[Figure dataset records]
● ● ● ● ●

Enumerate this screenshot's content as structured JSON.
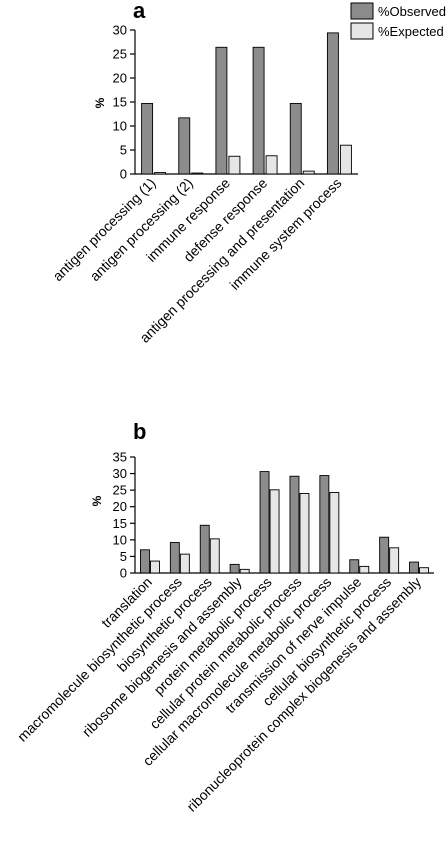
{
  "colors": {
    "observed": "#8c8c8c",
    "expected": "#e6e6e6",
    "stroke": "#000000"
  },
  "legend": [
    "%Observed",
    "%Expected"
  ],
  "chart_data": [
    {
      "type": "bar",
      "panel": "a",
      "ylabel": "%",
      "ylim": [
        0,
        30
      ],
      "yticks": [
        0,
        5,
        10,
        15,
        20,
        25,
        30
      ],
      "legend_position": "top-right",
      "categories": [
        "antigen processing (1)",
        "antigen processing (2)",
        "immune response",
        "defense response",
        "antigen processing and presentation",
        "immune system process"
      ],
      "series": [
        {
          "name": "%Observed",
          "values": [
            14.7,
            11.7,
            26.4,
            26.4,
            14.7,
            29.4
          ]
        },
        {
          "name": "%Expected",
          "values": [
            0.3,
            0.2,
            3.7,
            3.8,
            0.6,
            6.0
          ]
        }
      ]
    },
    {
      "type": "bar",
      "panel": "b",
      "ylabel": "%",
      "ylim": [
        0,
        35
      ],
      "yticks": [
        0,
        5,
        10,
        15,
        20,
        25,
        30,
        35
      ],
      "categories": [
        "translation",
        "macromolecule biosynthetic process",
        "biosynthetic process",
        "ribosome biogenesis and assembly",
        "protein metabolic process",
        "cellular protein metabolic process",
        "cellular macromolecule metabolic process",
        "transmission of nerve impulse",
        "cellular biosynthetic process",
        "ribonucleoprotein complex biogenesis and assembly"
      ],
      "series": [
        {
          "name": "%Observed",
          "values": [
            7.0,
            9.2,
            14.4,
            2.6,
            30.6,
            29.2,
            29.4,
            4.0,
            10.8,
            3.3
          ]
        },
        {
          "name": "%Expected",
          "values": [
            3.6,
            5.7,
            10.3,
            1.1,
            25.1,
            24.0,
            24.3,
            2.0,
            7.6,
            1.6
          ]
        }
      ]
    }
  ]
}
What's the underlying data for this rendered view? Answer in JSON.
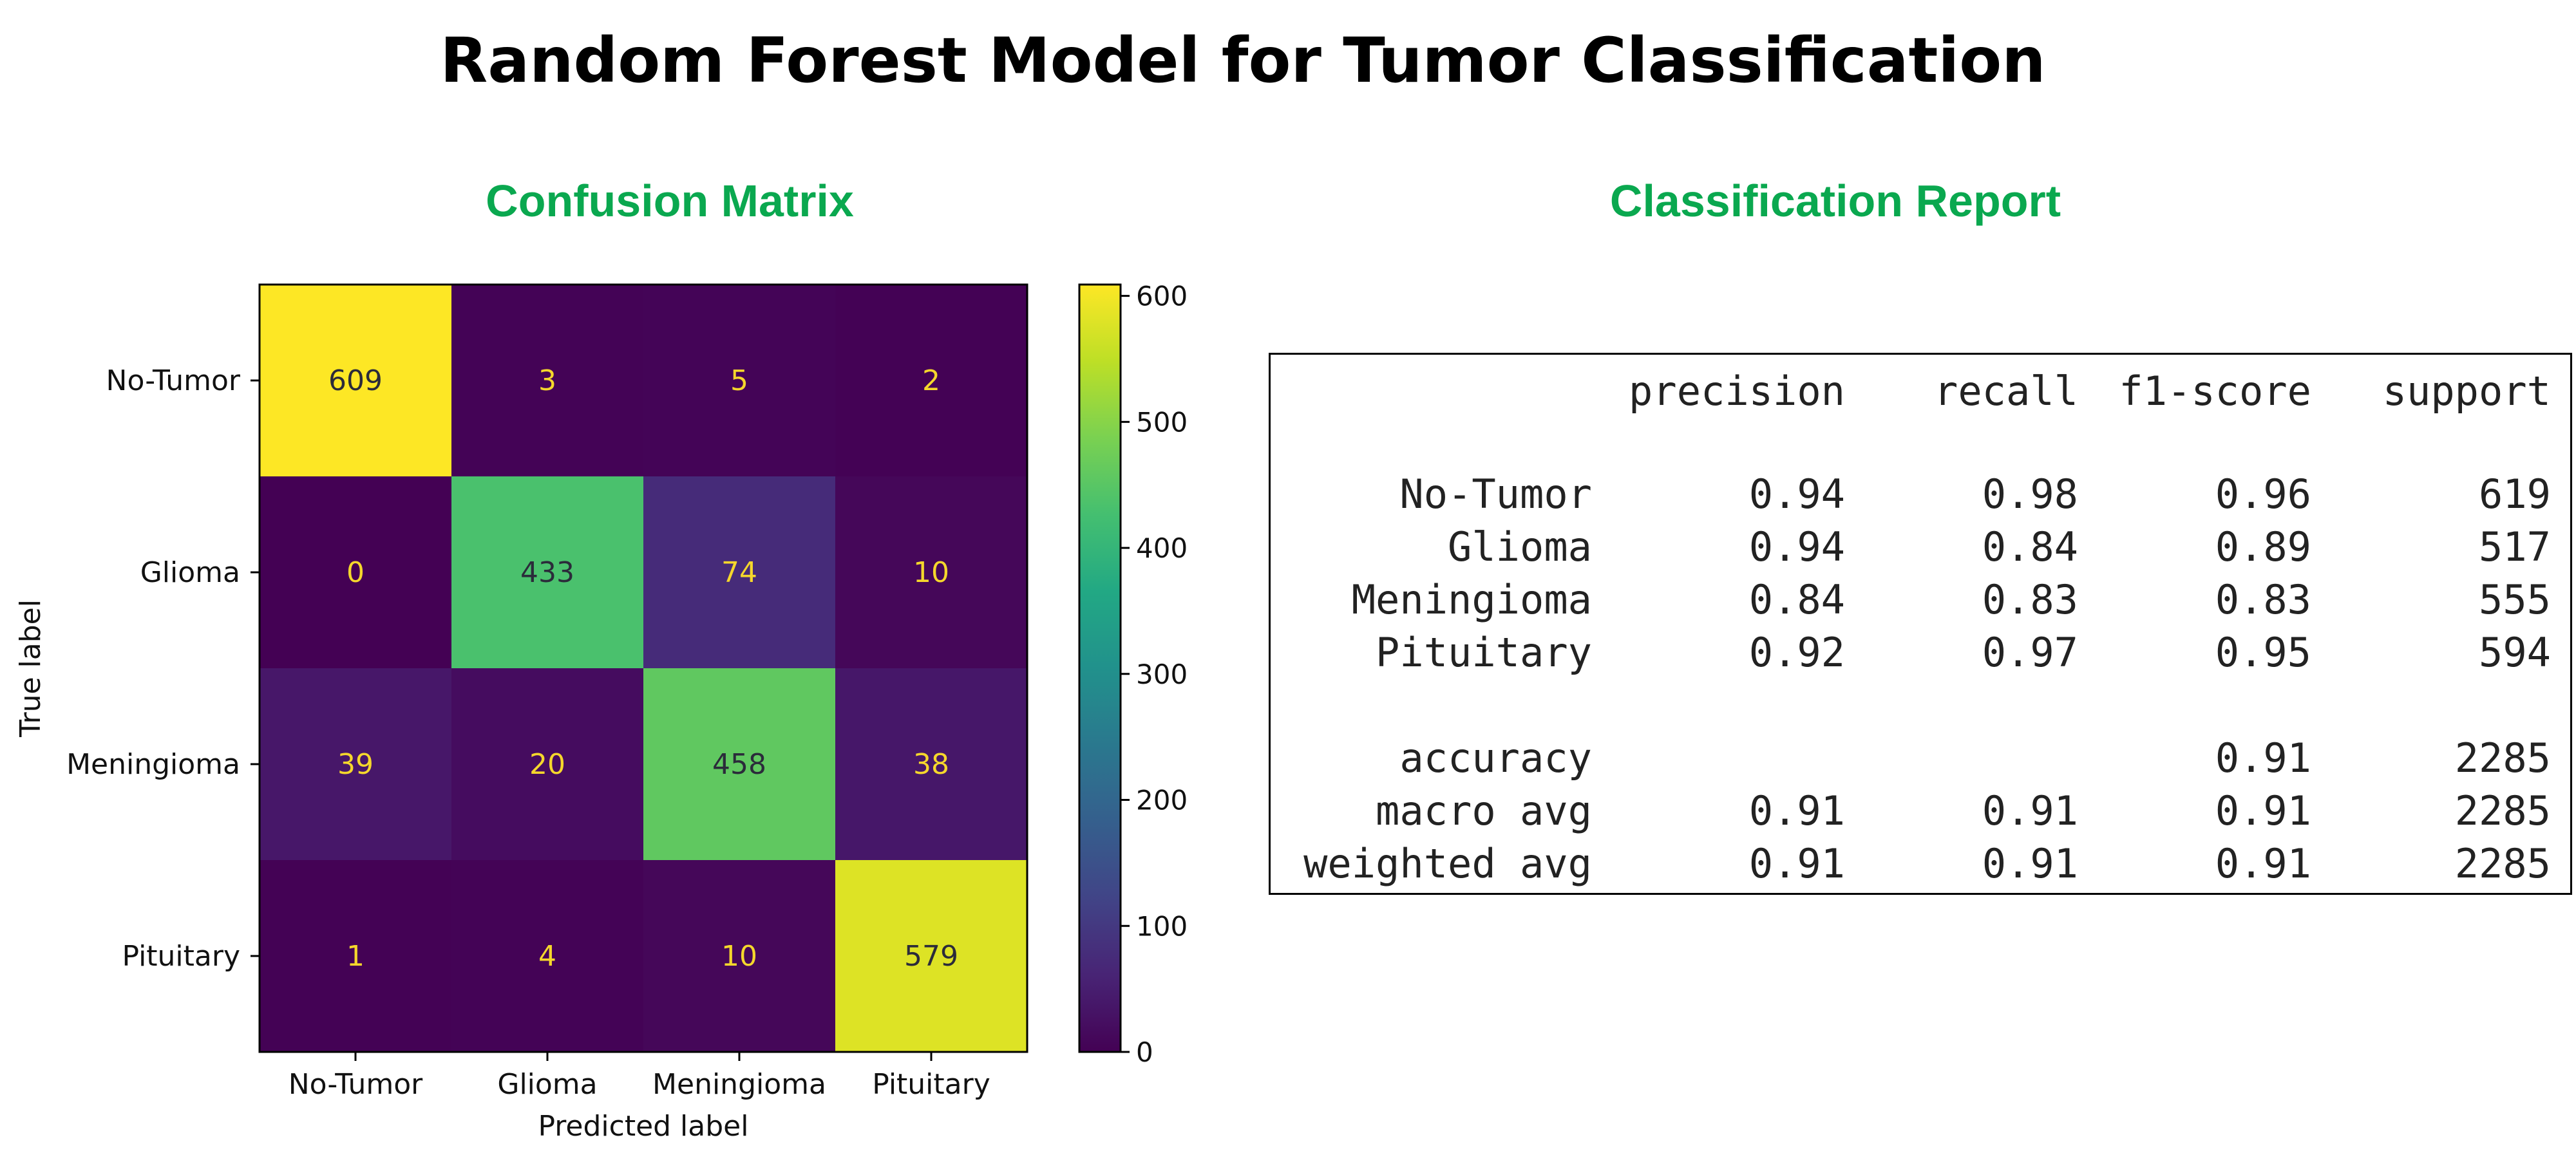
{
  "title": "Random Forest Model for Tumor Classification",
  "accent_color": "#0aa84f",
  "confusion_matrix_title": "Confusion Matrix",
  "classification_report_title": "Classification Report",
  "chart_data": {
    "type": "heatmap",
    "title": "",
    "xlabel": "Predicted label",
    "ylabel": "True label",
    "x_categories": [
      "No-Tumor",
      "Glioma",
      "Meningioma",
      "Pituitary"
    ],
    "y_categories": [
      "No-Tumor",
      "Glioma",
      "Meningioma",
      "Pituitary"
    ],
    "values": [
      [
        609,
        3,
        5,
        2
      ],
      [
        0,
        433,
        74,
        10
      ],
      [
        39,
        20,
        458,
        38
      ],
      [
        1,
        4,
        10,
        579
      ]
    ],
    "colormap": "viridis",
    "colorbar": {
      "min": 0,
      "max": 609,
      "ticks": [
        "0",
        "100",
        "200",
        "300",
        "400",
        "500",
        "600"
      ]
    },
    "grid": false,
    "legend": "none"
  },
  "report": {
    "headers": [
      "precision",
      "recall",
      "f1-score",
      "support"
    ],
    "rows": [
      {
        "label": "No-Tumor",
        "precision": "0.94",
        "recall": "0.98",
        "f1": "0.96",
        "support": "619"
      },
      {
        "label": "Glioma",
        "precision": "0.94",
        "recall": "0.84",
        "f1": "0.89",
        "support": "517"
      },
      {
        "label": "Meningioma",
        "precision": "0.84",
        "recall": "0.83",
        "f1": "0.83",
        "support": "555"
      },
      {
        "label": "Pituitary",
        "precision": "0.92",
        "recall": "0.97",
        "f1": "0.95",
        "support": "594"
      }
    ],
    "summary": [
      {
        "label": "accuracy",
        "precision": "",
        "recall": "",
        "f1": "0.91",
        "support": "2285"
      },
      {
        "label": "macro avg",
        "precision": "0.91",
        "recall": "0.91",
        "f1": "0.91",
        "support": "2285"
      },
      {
        "label": "weighted avg",
        "precision": "0.91",
        "recall": "0.91",
        "f1": "0.91",
        "support": "2285"
      }
    ]
  }
}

● ● ● ● ●

Above are the records; copy every one of them exactly and omit the images.

Enumerate this screenshot's content as structured JSON.
{
  "colors": {
    "observed": "#8c8c8c",
    "expected": "#e6e6e6",
    "stroke": "#000000"
  },
  "legend": [
    "%Observed",
    "%Expected"
  ],
  "chart_data": [
    {
      "type": "bar",
      "panel": "a",
      "ylabel": "%",
      "ylim": [
        0,
        30
      ],
      "yticks": [
        0,
        5,
        10,
        15,
        20,
        25,
        30
      ],
      "legend_position": "top-right",
      "categories": [
        "antigen processing (1)",
        "antigen processing (2)",
        "immune response",
        "defense response",
        "antigen processing and presentation",
        "immune system process"
      ],
      "series": [
        {
          "name": "%Observed",
          "values": [
            14.7,
            11.7,
            26.4,
            26.4,
            14.7,
            29.4
          ]
        },
        {
          "name": "%Expected",
          "values": [
            0.3,
            0.2,
            3.7,
            3.8,
            0.6,
            6.0
          ]
        }
      ]
    },
    {
      "type": "bar",
      "panel": "b",
      "ylabel": "%",
      "ylim": [
        0,
        35
      ],
      "yticks": [
        0,
        5,
        10,
        15,
        20,
        25,
        30,
        35
      ],
      "categories": [
        "translation",
        "macromolecule biosynthetic process",
        "biosynthetic process",
        "ribosome biogenesis and assembly",
        "protein metabolic process",
        "cellular protein metabolic process",
        "cellular macromolecule metabolic process",
        "transmission of nerve impulse",
        "cellular biosynthetic process",
        "ribonucleoprotein complex biogenesis and assembly"
      ],
      "series": [
        {
          "name": "%Observed",
          "values": [
            7.0,
            9.2,
            14.4,
            2.6,
            30.6,
            29.2,
            29.4,
            4.0,
            10.8,
            3.3
          ]
        },
        {
          "name": "%Expected",
          "values": [
            3.6,
            5.7,
            10.3,
            1.1,
            25.1,
            24.0,
            24.3,
            2.0,
            7.6,
            1.6
          ]
        }
      ]
    }
  ]
}
What's the underlying data for this rendered view? Answer in JSON.
{
  "title": "Random Forest Model for Tumor Classification",
  "accent_color": "#0aa84f",
  "confusion_matrix_title": "Confusion Matrix",
  "classification_report_title": "Classification Report",
  "chart_data": {
    "type": "heatmap",
    "title": "",
    "xlabel": "Predicted label",
    "ylabel": "True label",
    "x_categories": [
      "No-Tumor",
      "Glioma",
      "Meningioma",
      "Pituitary"
    ],
    "y_categories": [
      "No-Tumor",
      "Glioma",
      "Meningioma",
      "Pituitary"
    ],
    "values": [
      [
        609,
        3,
        5,
        2
      ],
      [
        0,
        433,
        74,
        10
      ],
      [
        39,
        20,
        458,
        38
      ],
      [
        1,
        4,
        10,
        579
      ]
    ],
    "colormap": "viridis",
    "colorbar": {
      "min": 0,
      "max": 609,
      "ticks": [
        "0",
        "100",
        "200",
        "300",
        "400",
        "500",
        "600"
      ]
    },
    "grid": false,
    "legend": "none"
  },
  "report": {
    "headers": [
      "precision",
      "recall",
      "f1-score",
      "support"
    ],
    "rows": [
      {
        "label": "No-Tumor",
        "precision": "0.94",
        "recall": "0.98",
        "f1": "0.96",
        "support": "619"
      },
      {
        "label": "Glioma",
        "precision": "0.94",
        "recall": "0.84",
        "f1": "0.89",
        "support": "517"
      },
      {
        "label": "Meningioma",
        "precision": "0.84",
        "recall": "0.83",
        "f1": "0.83",
        "support": "555"
      },
      {
        "label": "Pituitary",
        "precision": "0.92",
        "recall": "0.97",
        "f1": "0.95",
        "support": "594"
      }
    ],
    "summary": [
      {
        "label": "accuracy",
        "precision": "",
        "recall": "",
        "f1": "0.91",
        "support": "2285"
      },
      {
        "label": "macro avg",
        "precision": "0.91",
        "recall": "0.91",
        "f1": "0.91",
        "support": "2285"
      },
      {
        "label": "weighted avg",
        "precision": "0.91",
        "recall": "0.91",
        "f1": "0.91",
        "support": "2285"
      }
    ]
  }
}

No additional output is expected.